#### 本文

·····

認知症とはみなさんご存じの通り、認知機能が低下し日常生活などに支障をきたしていく疾患です。
認知症は高齢になるに従い増加し、超高齢社会の日本では約460万人、実に65歳以上の高齢者の約15%が認知症を患っているとされ、2025年には65歳以上の人口の約20%(約730万人)が認知症を患う状況になるのではないかと予想されています。
認知症の原因の一つといわれているのが、アミロイドβ。脳内で作られるタンパク質で、いわばゴミのようなもの。これが排出されずに蓄積されると、神経細胞が死滅し、認知症の症状が出てきます。東洋医学では認知症に対し、自己調整機能を促すツボを使った「三焦鍼法」を用いています。これは、「体内・脳内・血管内にゴミ(アミロイドβ)を作らない、ためない、たまったゴミを取り除く」を目的とするもの。
「三焦鍼法」では特に糖代謝系を活性化することで抗認知症効果の可能性があるとされています。各人が持っている「正気の力(免疫力・抵抗力・自然治癒能力など)」をいかに引き出すかが大切になります。

·····

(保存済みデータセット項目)
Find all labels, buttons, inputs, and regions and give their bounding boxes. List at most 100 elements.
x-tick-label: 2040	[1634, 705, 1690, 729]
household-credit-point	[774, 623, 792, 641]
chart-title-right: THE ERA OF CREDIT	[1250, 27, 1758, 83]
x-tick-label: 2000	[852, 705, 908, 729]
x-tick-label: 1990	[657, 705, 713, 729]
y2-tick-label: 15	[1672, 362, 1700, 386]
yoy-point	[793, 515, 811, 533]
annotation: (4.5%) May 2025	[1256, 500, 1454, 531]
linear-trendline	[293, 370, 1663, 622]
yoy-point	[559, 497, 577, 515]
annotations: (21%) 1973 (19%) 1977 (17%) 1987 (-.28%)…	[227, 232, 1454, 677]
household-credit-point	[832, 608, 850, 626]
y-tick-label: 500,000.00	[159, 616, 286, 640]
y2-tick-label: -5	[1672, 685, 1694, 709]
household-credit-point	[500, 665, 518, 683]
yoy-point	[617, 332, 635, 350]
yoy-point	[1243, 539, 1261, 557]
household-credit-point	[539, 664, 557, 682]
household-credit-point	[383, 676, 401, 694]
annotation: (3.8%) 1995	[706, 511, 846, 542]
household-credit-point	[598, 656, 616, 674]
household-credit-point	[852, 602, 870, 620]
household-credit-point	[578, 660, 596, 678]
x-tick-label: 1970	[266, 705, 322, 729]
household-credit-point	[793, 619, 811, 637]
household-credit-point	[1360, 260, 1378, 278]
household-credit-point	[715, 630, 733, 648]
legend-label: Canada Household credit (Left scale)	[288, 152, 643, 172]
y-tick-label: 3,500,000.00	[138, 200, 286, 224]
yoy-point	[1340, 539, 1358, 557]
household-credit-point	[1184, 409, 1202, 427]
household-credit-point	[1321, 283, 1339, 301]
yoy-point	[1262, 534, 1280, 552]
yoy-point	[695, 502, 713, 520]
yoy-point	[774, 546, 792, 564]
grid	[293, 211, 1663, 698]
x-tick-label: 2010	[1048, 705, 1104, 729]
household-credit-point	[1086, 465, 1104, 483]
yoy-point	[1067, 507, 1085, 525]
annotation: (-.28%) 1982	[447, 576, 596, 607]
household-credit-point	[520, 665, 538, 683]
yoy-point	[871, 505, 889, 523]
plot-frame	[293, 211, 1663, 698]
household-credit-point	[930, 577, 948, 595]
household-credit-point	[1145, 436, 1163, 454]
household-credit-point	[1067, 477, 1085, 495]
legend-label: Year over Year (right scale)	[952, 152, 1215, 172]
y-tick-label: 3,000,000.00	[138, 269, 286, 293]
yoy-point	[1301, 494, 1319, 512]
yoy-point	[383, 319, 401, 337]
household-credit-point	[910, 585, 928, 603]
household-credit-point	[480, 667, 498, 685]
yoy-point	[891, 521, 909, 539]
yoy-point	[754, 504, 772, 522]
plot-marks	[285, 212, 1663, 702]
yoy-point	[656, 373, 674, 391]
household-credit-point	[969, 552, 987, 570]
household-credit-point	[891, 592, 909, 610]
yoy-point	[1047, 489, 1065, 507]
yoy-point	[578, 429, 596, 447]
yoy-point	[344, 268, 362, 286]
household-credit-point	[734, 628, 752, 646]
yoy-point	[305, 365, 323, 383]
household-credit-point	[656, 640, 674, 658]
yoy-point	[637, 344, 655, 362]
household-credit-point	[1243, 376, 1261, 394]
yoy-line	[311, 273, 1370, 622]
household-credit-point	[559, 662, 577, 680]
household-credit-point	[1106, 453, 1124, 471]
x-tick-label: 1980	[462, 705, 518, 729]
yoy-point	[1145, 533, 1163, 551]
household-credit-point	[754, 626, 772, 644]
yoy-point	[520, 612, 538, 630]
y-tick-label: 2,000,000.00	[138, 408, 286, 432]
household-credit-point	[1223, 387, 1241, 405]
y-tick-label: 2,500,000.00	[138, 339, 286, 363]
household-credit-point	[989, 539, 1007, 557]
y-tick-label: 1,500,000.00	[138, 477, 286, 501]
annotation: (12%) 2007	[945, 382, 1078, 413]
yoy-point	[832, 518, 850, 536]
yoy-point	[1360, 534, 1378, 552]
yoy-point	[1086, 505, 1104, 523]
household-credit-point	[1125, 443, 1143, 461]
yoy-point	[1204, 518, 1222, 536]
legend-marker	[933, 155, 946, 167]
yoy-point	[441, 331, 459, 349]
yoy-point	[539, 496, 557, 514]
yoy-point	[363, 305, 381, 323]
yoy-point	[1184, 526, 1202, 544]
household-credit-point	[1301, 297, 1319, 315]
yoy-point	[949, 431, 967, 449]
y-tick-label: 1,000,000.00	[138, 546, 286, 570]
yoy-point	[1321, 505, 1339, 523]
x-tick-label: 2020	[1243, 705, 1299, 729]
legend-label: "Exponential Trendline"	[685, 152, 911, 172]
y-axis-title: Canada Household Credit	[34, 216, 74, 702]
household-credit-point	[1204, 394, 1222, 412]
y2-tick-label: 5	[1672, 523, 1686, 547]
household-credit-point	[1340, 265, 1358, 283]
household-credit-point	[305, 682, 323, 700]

·····

#### 課題 1
認知症に関する本文のうち、「認知症の原因の一つといわれているのが」で始まる段落を、主な事実を保ったまま箇条書きに書き直してください。
#### 課題 2
認知症に関する本文の最後の文に続けて、その先を書き進めてください。

#### 解答 1
・認知症の原因の一つとされるのはアミロイドβで、脳内で作られる、いわばゴミのようなタンパク質である。
・アミロイドβが排出されずに蓄積すると神経細胞が死滅し、認知症の症状が出てくる。
・東洋医学では、認知症に対して自己調整機能を促すツボを使った「三焦鍼法」を用いている。
・その目的は、体内・脳内・血管内にゴミ(アミロイドβ)を作らない、ためない、たまったゴミを取り除くことである。

#### 解答 2
私の同僚の中には、家族がレビー小体型認知症となり、さまざまな治療を受ける中で鍼灸と出合い、それによる症状の改善に感動し、自らも鍼灸師の資格を取り、現在は高齢者施設などで日々施術を行っている者もいます。
神奈川歯科大学付属病院では認知症の専門外来を設けており、「医科歯科連携」による認知症予防に取り組んでいます。鍼灸は認知症の症状改善に効果が期待されているため、神奈川歯科大学は鍼灸臨床センターを設立し、そして付属病院の認知症専門外来と連携したプログラムの提供を始めています。
これからは東西の医学はもとより、あらゆるジャンルが力を合わせることで、認知症患者やそのご家族をはじめとする、すべての人の健康長寿の実現と延伸の効果が期待されています。